» **Extracted entries**:
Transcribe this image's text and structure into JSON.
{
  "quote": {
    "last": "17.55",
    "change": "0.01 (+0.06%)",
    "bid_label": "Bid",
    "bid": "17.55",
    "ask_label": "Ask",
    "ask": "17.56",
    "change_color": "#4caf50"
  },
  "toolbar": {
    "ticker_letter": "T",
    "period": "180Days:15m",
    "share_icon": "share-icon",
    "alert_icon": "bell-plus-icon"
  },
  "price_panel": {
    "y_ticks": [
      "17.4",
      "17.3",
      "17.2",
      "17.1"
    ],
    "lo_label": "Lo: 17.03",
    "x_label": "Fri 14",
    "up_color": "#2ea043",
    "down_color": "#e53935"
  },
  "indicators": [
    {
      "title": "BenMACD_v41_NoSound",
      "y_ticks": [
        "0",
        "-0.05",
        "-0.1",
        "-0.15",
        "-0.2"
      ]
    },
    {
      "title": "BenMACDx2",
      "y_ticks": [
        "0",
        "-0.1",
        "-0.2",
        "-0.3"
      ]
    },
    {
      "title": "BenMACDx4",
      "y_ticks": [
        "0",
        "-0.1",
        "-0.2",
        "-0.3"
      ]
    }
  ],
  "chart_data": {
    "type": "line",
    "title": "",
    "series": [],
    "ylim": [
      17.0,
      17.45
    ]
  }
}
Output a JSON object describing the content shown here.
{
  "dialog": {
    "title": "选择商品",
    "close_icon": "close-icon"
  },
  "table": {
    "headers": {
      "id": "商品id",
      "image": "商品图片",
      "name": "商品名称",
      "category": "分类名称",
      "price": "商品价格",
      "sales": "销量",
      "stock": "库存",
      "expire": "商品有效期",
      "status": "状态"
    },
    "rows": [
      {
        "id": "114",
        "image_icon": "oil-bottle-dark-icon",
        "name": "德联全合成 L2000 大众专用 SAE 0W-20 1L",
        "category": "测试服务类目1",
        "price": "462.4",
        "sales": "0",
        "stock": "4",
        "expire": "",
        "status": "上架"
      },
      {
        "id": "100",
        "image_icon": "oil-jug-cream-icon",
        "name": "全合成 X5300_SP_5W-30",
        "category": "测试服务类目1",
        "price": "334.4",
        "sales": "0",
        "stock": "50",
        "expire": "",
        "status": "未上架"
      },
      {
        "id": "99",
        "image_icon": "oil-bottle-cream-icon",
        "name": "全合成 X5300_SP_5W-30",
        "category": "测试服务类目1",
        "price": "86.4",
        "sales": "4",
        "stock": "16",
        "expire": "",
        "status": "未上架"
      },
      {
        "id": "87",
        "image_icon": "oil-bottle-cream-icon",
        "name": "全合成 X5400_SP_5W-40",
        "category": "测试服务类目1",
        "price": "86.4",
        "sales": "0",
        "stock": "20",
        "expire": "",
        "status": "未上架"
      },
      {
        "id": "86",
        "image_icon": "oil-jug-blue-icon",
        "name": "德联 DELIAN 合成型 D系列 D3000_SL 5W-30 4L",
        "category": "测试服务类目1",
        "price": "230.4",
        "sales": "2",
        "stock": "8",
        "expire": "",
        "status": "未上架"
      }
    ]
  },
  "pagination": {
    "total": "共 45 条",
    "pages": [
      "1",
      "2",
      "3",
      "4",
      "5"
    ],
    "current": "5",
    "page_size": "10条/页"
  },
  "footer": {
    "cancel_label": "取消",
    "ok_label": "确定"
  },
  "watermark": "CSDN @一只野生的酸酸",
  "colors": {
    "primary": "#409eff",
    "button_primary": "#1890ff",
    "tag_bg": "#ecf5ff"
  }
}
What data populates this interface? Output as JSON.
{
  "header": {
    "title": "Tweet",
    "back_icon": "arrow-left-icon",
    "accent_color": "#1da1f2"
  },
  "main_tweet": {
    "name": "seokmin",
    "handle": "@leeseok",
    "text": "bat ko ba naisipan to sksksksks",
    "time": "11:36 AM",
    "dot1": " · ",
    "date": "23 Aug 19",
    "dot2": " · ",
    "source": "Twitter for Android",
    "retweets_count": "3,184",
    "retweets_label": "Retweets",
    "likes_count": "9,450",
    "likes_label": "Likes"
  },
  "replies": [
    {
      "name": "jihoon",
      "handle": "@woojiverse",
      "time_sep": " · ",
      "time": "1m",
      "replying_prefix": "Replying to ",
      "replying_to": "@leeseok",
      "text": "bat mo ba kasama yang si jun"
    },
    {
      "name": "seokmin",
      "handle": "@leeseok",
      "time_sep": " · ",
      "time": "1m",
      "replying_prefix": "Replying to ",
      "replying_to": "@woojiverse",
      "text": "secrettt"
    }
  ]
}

» **Short task**:
Copy every line above in which the string "title" shows up.

» **Solution for this task**:
      "title": "BenMACD_v41_NoSound",
      "title": "BenMACDx2",
      "title": "BenMACDx4",
    "title": "",
    "title": "选择商品",
    "title": "Tweet",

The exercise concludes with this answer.